- PARTIE TEXTE -
● ● ● ● ● ● ●
LIBRE OPINION : Le politique et le Militaire

Posté le mardi 13 mai 2014
LIBRE OPINION : Le politique et le Militaire

La relation entre l’un et l’autre peut être étudiée à plusieurs niveaux. Je me limiterai ici à celle entre le gouvernement et la haute hiérarchie militaire. Pour cela je ne ferai que citer un passage du manuscrit de mon dernier livre « Dans l’œil du cyclone », passage que j’ai dû abréger dans l’écriture définitive.

 … 
Jean d’Albion, pseudonyme d’un officier ayant pu observer cette faune de l’intérieur des cabinets, écrivait ceci en 1991 :

« Une des raisons de l’incompréhension entre politiques et militaires doit être recherchée dans un comportement équivoque des officiers en situation de responsabilité auprès des hommes politiques. Ces hommes savent qu’ils jouent leur carrière sur l’idée que se feront d’eux les politiques.

Aussi évitent-ils de les contredire et de les contrarier. Mais, en outre, à se trouver en rapport constant avec les civils des cabinets, ils s’imprègnent de leurs défauts, par mimétisme, c’est-à-dire qu’ils prennent toujours en compte la situation politique et les méandres de la vie d’une équipe gouvernementale.
● ● ● ● ● ● ●
- DONNÉES DE L'EXERCICE -
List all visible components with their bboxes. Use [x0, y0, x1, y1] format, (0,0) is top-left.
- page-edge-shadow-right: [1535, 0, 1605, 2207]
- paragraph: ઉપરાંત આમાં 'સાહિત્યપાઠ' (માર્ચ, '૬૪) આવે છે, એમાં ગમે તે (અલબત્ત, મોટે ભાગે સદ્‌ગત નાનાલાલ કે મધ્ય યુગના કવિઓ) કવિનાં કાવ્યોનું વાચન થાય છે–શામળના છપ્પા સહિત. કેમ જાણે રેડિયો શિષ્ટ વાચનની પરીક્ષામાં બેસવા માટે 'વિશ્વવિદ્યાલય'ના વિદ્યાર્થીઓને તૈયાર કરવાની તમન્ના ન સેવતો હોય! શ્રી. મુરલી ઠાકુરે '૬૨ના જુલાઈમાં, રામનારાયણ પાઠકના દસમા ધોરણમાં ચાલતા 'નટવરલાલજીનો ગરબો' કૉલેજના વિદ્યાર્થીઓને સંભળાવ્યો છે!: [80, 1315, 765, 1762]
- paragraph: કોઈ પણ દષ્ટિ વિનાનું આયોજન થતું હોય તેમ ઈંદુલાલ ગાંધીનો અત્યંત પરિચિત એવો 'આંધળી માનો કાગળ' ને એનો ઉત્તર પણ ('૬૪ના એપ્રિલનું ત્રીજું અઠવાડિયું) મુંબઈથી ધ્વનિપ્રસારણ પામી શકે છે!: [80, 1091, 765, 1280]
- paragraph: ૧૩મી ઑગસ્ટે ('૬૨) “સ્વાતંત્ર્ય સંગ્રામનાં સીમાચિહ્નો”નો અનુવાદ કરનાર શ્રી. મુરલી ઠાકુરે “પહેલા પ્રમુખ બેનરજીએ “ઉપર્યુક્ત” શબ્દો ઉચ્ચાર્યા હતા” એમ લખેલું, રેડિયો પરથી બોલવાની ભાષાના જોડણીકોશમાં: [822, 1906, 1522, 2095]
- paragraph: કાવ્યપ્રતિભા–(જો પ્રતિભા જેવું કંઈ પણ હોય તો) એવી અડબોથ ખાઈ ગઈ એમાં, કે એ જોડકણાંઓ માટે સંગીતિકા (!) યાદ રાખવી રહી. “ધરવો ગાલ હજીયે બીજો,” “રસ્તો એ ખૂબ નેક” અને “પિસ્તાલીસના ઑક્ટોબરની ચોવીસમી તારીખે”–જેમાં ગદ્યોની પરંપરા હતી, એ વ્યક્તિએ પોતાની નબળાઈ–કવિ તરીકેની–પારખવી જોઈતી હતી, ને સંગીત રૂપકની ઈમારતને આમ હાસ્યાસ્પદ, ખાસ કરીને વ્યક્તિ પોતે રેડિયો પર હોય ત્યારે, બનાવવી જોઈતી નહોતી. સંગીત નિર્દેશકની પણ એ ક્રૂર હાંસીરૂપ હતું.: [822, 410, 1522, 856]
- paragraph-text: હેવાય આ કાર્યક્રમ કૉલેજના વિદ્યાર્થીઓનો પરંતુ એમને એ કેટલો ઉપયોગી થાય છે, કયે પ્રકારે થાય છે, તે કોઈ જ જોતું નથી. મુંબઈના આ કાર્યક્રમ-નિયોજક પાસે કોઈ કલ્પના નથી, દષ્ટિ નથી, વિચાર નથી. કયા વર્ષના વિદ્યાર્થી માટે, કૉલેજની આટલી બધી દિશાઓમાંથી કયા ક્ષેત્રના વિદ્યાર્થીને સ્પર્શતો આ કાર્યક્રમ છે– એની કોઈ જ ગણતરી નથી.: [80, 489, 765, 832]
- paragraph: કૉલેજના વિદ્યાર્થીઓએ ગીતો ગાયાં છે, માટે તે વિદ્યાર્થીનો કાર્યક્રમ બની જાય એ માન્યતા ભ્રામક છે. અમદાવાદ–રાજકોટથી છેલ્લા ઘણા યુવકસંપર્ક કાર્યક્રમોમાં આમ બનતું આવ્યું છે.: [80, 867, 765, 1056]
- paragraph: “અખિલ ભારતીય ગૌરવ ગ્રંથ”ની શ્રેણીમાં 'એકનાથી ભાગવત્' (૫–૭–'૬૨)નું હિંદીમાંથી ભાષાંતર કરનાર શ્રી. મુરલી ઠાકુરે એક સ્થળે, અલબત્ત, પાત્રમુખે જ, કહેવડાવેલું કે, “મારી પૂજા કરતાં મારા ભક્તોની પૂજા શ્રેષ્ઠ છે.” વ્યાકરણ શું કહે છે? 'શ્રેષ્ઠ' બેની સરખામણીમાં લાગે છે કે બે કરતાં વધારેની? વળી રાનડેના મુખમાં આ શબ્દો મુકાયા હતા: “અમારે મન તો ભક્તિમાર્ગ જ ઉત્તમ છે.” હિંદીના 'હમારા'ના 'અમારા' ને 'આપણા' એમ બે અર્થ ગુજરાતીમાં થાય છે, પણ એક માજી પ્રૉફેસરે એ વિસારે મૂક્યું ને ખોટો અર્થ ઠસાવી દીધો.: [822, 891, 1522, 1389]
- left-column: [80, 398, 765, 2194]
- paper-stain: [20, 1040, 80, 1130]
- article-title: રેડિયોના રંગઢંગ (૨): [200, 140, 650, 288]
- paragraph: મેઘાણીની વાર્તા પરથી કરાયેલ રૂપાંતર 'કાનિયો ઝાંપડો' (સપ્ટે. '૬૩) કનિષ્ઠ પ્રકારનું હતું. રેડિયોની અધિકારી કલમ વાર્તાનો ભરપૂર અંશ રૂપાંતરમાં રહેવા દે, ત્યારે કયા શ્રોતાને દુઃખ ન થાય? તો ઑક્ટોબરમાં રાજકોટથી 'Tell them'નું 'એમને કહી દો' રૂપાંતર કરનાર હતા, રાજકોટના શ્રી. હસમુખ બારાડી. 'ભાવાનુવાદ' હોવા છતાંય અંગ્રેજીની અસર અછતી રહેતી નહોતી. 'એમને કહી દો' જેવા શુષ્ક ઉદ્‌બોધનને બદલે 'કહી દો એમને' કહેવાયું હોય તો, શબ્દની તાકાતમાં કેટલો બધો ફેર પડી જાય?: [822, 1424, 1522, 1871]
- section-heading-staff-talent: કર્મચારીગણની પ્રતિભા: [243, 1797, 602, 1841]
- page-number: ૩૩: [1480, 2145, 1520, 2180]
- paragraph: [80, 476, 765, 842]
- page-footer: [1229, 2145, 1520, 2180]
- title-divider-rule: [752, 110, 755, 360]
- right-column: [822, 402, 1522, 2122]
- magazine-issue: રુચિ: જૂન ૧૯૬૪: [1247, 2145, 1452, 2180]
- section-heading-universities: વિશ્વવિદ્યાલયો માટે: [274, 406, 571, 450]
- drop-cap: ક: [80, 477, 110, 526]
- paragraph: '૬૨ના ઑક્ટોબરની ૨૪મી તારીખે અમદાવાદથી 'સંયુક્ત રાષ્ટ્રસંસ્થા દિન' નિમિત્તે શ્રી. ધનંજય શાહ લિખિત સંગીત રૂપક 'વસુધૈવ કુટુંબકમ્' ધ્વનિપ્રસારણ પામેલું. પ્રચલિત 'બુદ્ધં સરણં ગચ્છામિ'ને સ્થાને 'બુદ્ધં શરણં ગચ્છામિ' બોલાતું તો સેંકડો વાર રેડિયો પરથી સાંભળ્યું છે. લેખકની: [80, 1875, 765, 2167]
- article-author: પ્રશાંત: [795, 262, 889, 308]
● ● ● ● ● ● ●
- PROBLÈME À RÉSOUDRE -
Pouvez-vous restituer en entier, mot pour mot, la tribune sur le politique et le militaire ? Vous n'aurez pas besoin des items.

- ZONE DE RÉPONSE -
LIBRE OPINION : Le politique et le Militaire

Posté le mardi 13 mai 2014
LIBRE OPINION : Le politique et le Militaire

La relation entre l’un et l’autre peut être étudiée à plusieurs niveaux. Je me limiterai ici à celle entre le gouvernement et la haute hiérarchie militaire. Pour cela je ne ferai que citer un passage du manuscrit de mon dernier livre « Dans l’œil du cyclone », passage que j’ai dû abréger dans l’écriture définitive.

 … 
Jean d’Albion, pseudonyme d’un officier ayant pu observer cette faune de l’intérieur des cabinets, écrivait ceci en 1991 :

« Une des raisons de l’incompréhension entre politiques et militaires doit être recherchée dans un comportement équivoque des officiers en situation de responsabilité auprès des hommes politiques. Ces hommes savent qu’ils jouent leur carrière sur l’idée que se feront d’eux les politiques.

Aussi évitent-ils de les contredire et de les contrarier. Mais, en outre, à se trouver en rapport constant avec les civils des cabinets, ils s’imprègnent de leurs défauts, par mimétisme, c’est-à-dire qu’ils prennent toujours en compte la situation politique et les méandres de la vie d’une équipe gouvernementale.